**Given passage**
▬▬▬▬▬▬

Many intracellular bacterial pathogens can survive and grow inside the macrophages. Macrophages needs to be activated by TH1 cells to deal with the pathogens. When mø’s are activated they are cleared by all bacteria that might live inside them (mycobacteria).
How bacteria cause disease?
Bacteria have to be able to colonize host at mucosal surfaces and adherer to host. The pathogen needs to get nutrients and counter act host defence. This is done by contact/entry, conisation and replication, before transmitting to new host. To adhere avidly to host cells and tissues some bacteria have developed special pili that allow attachment (so they are not flushed away- eg. Urinary tract). Adhesion is hard for the bacteria and it often needs a virus first to kill the cilia (cant bind to cilia) for then to attack as a secondary bacterial infection. The pili attach to mucous( where they replicate at high rate that beats out rate they are flushed) or bind to chards or surface proteins or extracellular matrix proteins. The bacteria needs to bind to the host tissues and resist defences. This is done by two ways extracellular vs intracellular mechanisms.

▬▬▬▬▬▬

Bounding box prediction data
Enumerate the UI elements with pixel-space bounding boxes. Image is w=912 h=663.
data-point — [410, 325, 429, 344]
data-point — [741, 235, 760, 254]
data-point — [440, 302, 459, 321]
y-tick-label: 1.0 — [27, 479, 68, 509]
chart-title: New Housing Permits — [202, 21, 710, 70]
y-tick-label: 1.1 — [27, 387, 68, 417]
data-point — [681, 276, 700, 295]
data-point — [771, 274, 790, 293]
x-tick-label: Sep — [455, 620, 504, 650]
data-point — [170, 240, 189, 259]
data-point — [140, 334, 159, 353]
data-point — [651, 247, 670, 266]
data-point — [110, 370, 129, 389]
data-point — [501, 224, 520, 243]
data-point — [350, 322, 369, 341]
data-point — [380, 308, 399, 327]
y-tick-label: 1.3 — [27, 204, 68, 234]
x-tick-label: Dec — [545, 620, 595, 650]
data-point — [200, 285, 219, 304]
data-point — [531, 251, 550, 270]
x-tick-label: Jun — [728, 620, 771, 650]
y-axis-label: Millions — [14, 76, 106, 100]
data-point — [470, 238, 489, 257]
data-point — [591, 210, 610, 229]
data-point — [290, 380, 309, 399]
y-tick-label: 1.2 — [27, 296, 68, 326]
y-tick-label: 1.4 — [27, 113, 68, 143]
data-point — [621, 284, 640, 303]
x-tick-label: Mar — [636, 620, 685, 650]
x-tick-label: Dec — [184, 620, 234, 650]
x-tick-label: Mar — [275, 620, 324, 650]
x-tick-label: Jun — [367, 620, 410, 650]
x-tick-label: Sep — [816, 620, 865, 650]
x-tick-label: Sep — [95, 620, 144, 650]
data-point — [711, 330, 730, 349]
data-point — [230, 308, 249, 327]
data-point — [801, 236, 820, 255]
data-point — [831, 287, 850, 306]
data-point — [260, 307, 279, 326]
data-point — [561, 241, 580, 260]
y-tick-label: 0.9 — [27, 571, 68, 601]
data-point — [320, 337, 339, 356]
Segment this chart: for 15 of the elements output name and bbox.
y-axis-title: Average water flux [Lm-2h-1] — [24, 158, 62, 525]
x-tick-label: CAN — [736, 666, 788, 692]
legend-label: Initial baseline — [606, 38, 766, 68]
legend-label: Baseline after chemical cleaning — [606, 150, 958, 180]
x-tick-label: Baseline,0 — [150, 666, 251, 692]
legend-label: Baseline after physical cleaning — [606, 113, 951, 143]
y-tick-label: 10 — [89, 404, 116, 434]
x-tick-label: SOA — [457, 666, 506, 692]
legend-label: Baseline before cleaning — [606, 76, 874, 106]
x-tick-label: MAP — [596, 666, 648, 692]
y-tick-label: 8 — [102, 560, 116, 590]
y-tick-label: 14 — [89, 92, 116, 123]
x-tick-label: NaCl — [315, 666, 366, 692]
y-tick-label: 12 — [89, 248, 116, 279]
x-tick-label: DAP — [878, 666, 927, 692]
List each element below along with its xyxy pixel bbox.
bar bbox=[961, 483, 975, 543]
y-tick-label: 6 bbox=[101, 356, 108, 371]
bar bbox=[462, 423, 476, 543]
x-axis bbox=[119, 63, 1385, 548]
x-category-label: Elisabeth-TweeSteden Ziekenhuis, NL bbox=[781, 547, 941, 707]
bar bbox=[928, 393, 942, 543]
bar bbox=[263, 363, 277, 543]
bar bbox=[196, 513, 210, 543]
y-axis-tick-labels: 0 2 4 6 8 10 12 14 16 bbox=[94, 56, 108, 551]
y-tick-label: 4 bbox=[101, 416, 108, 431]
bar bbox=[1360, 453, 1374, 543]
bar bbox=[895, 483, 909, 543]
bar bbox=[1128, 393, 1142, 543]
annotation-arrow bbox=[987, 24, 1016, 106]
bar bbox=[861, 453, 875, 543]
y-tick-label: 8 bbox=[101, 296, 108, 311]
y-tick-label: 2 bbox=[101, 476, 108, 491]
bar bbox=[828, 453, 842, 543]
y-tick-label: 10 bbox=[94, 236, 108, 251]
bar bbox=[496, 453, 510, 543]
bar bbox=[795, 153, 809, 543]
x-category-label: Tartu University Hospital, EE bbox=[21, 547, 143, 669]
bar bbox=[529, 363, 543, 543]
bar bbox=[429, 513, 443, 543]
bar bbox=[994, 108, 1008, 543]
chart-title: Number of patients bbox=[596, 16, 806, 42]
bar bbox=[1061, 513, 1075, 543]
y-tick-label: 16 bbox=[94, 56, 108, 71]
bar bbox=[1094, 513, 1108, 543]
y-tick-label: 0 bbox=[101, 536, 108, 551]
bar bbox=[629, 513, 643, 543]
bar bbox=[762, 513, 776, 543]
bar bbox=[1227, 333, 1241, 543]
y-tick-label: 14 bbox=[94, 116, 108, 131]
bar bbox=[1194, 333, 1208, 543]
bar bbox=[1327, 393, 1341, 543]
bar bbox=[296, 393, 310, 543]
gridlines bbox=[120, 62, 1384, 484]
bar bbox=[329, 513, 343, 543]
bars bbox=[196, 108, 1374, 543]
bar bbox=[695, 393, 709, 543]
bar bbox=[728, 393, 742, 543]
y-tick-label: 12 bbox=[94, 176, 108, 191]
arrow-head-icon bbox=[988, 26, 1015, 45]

▬▬▬▬▬▬

**Exercise objective**
Answer these about the passage on how bacteria cause disease.
(a) What cells must activate macrophages so they can deal with intracellular pathogens?
(b) According to the passage, what do special pili keep bacteria from being, as in the urinary tract?
(c) What does a virus often do first so that bacteria can then attack as a secondary infection?

**Result**
(a) TH1 cells.
(b) Flushed away.
(c) It kills the cilia.